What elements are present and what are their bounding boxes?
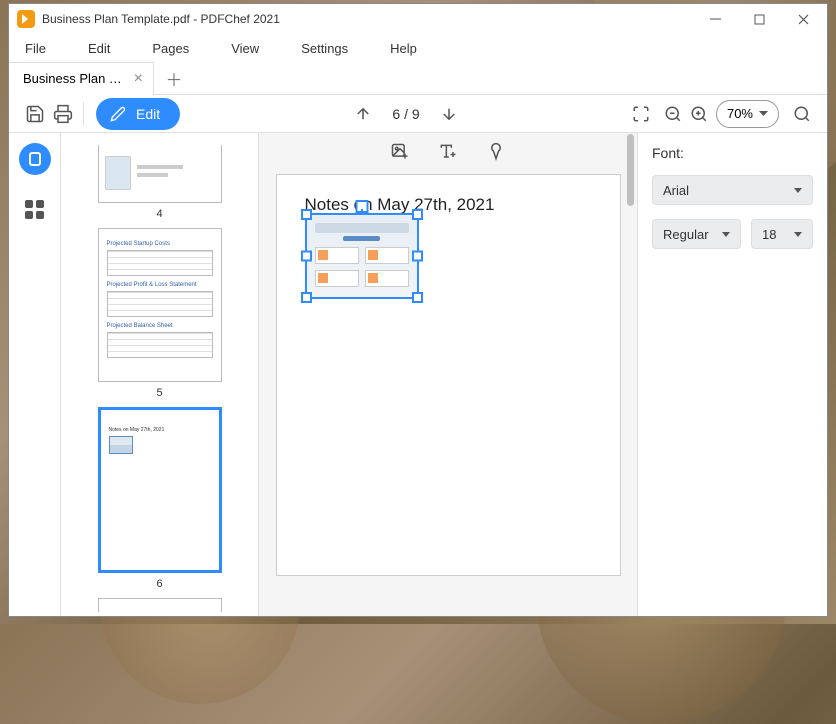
avatar-icon [105, 156, 131, 190]
tab-close-icon[interactable]: × [134, 70, 143, 88]
thumbnail-6[interactable]: Notes on May 27th, 2021 [98, 407, 222, 573]
menu-file[interactable]: File [25, 41, 46, 56]
app-window: Business Plan Template.pdf - PDFChef 202… [8, 3, 828, 617]
edit-button[interactable]: Edit [96, 98, 180, 130]
thumb-num-4: 4 [156, 208, 162, 220]
font-family-select[interactable]: Arial [652, 175, 813, 205]
left-sidebar [9, 133, 61, 616]
zoom-out-icon[interactable] [664, 105, 682, 123]
tab-label: Business Plan T... [23, 71, 126, 86]
page-scrollbar[interactable] [627, 134, 634, 206]
toolbar: Edit 6 / 9 70% [9, 95, 827, 133]
add-tab-button[interactable]: ＋ [161, 65, 187, 91]
titlebar: Business Plan Template.pdf - PDFChef 202… [9, 4, 827, 34]
minimize-button[interactable] [693, 4, 737, 34]
body: 4 Projected Startup Costs Projected Prof… [9, 133, 827, 616]
zoom-select[interactable]: 70% [716, 100, 779, 128]
thumbnail-7[interactable] [98, 598, 222, 612]
close-button[interactable] [781, 4, 825, 34]
grid-view-button[interactable] [19, 193, 51, 225]
zoom-in-icon[interactable] [690, 105, 708, 123]
save-icon[interactable] [25, 104, 45, 124]
prev-page-icon[interactable] [354, 105, 372, 123]
resize-handle-bl[interactable] [301, 292, 312, 303]
menu-settings[interactable]: Settings [301, 41, 348, 56]
app-logo-icon [17, 10, 35, 28]
thumbnail-5[interactable]: Projected Startup Costs Projected Profit… [98, 228, 222, 382]
resize-handle-tl[interactable] [301, 209, 312, 220]
pager: 6 / 9 [354, 105, 457, 123]
menu-help[interactable]: Help [390, 41, 417, 56]
menubar: File Edit Pages View Settings Help [9, 34, 827, 62]
search-icon[interactable] [793, 105, 811, 123]
thumbnail-embedded-image [109, 436, 133, 454]
insert-image-icon[interactable] [390, 142, 410, 162]
thumbnail-4[interactable] [98, 145, 222, 203]
font-label: Font: [652, 145, 813, 161]
menu-view[interactable]: View [231, 41, 259, 56]
document-page[interactable]: Notes on May 27th, 2021 [276, 174, 621, 576]
menu-pages[interactable]: Pages [152, 41, 189, 56]
page-heading: Notes on May 27th, 2021 [305, 195, 592, 215]
highlight-icon[interactable] [486, 142, 506, 162]
thumb-num-5: 5 [156, 387, 162, 399]
maximize-button[interactable] [737, 4, 781, 34]
page-view[interactable]: Notes on May 27th, 2021 [259, 133, 637, 616]
selected-image-object[interactable] [305, 213, 419, 299]
font-weight-select[interactable]: Regular [652, 219, 741, 249]
properties-panel: Font: Arial Regular 18 [637, 133, 827, 616]
thumb-num-6: 6 [156, 578, 162, 590]
window-title: Business Plan Template.pdf - PDFChef 202… [42, 12, 693, 26]
edit-object-toolbar [259, 133, 637, 172]
resize-handle-br[interactable] [412, 292, 423, 303]
print-icon[interactable] [53, 104, 73, 124]
thumbnails-view-button[interactable] [19, 143, 51, 175]
document-tab[interactable]: Business Plan T... × [9, 62, 154, 95]
resize-handle-ml[interactable] [301, 250, 312, 261]
font-size-select[interactable]: 18 [751, 219, 813, 249]
thumbnails-panel[interactable]: 4 Projected Startup Costs Projected Prof… [61, 133, 259, 616]
insert-text-icon[interactable] [438, 142, 458, 162]
menu-edit[interactable]: Edit [88, 41, 110, 56]
pencil-icon [110, 106, 126, 122]
tabbar: Business Plan T... × ＋ [9, 62, 827, 95]
resize-handle-mr[interactable] [412, 250, 423, 261]
fullscreen-icon[interactable] [632, 105, 650, 123]
next-page-icon[interactable] [440, 105, 458, 123]
page-indicator[interactable]: 6 / 9 [392, 106, 419, 122]
resize-handle-tr[interactable] [412, 209, 423, 220]
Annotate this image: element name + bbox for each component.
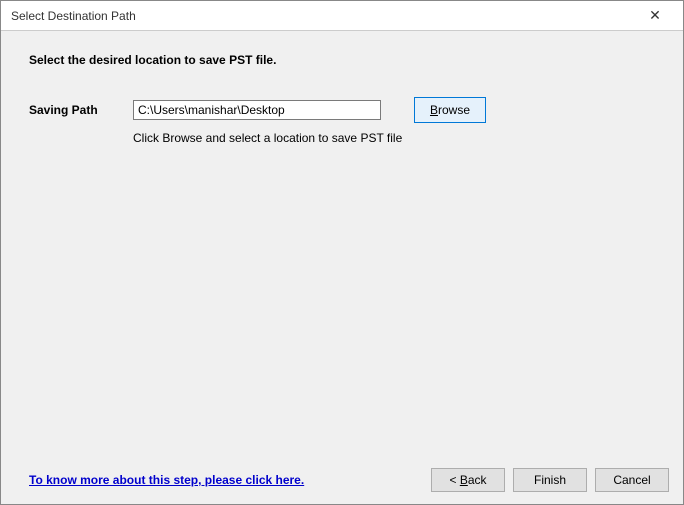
cancel-button[interactable]: Cancel <box>595 468 669 492</box>
help-link[interactable]: To know more about this step, please cli… <box>15 473 304 487</box>
finish-button[interactable]: Finish <box>513 468 587 492</box>
footer-buttons: < Back Finish Cancel <box>431 468 669 492</box>
close-icon[interactable]: ✕ <box>635 2 675 30</box>
back-button[interactable]: < Back <box>431 468 505 492</box>
instruction-text: Select the desired location to save PST … <box>29 53 655 67</box>
hint-text: Click Browse and select a location to sa… <box>133 131 655 145</box>
window-title: Select Destination Path <box>11 9 136 23</box>
footer: To know more about this step, please cli… <box>1 456 683 504</box>
titlebar: Select Destination Path ✕ <box>1 1 683 31</box>
browse-button[interactable]: Browse <box>414 97 486 123</box>
content-area: Select the desired location to save PST … <box>1 31 683 456</box>
dialog-window: Select Destination Path ✕ Select the des… <box>0 0 684 505</box>
saving-path-input[interactable] <box>133 100 381 120</box>
saving-path-row: Saving Path Browse <box>29 97 655 123</box>
saving-path-label: Saving Path <box>29 103 133 117</box>
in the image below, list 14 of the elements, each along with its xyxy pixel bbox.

→ **Your goal**: Extract every line in the entries above that contains the string "Destination". Matching is case-sensitive.

→ **Response**:
window-title: Select Destination Path <box>11 9 136 23</box>
titlebar: Select Destination Path ✕ <box>1 1 683 31</box>
dialog-window: Select Destination Path ✕ Select the des… <box>0 0 684 505</box>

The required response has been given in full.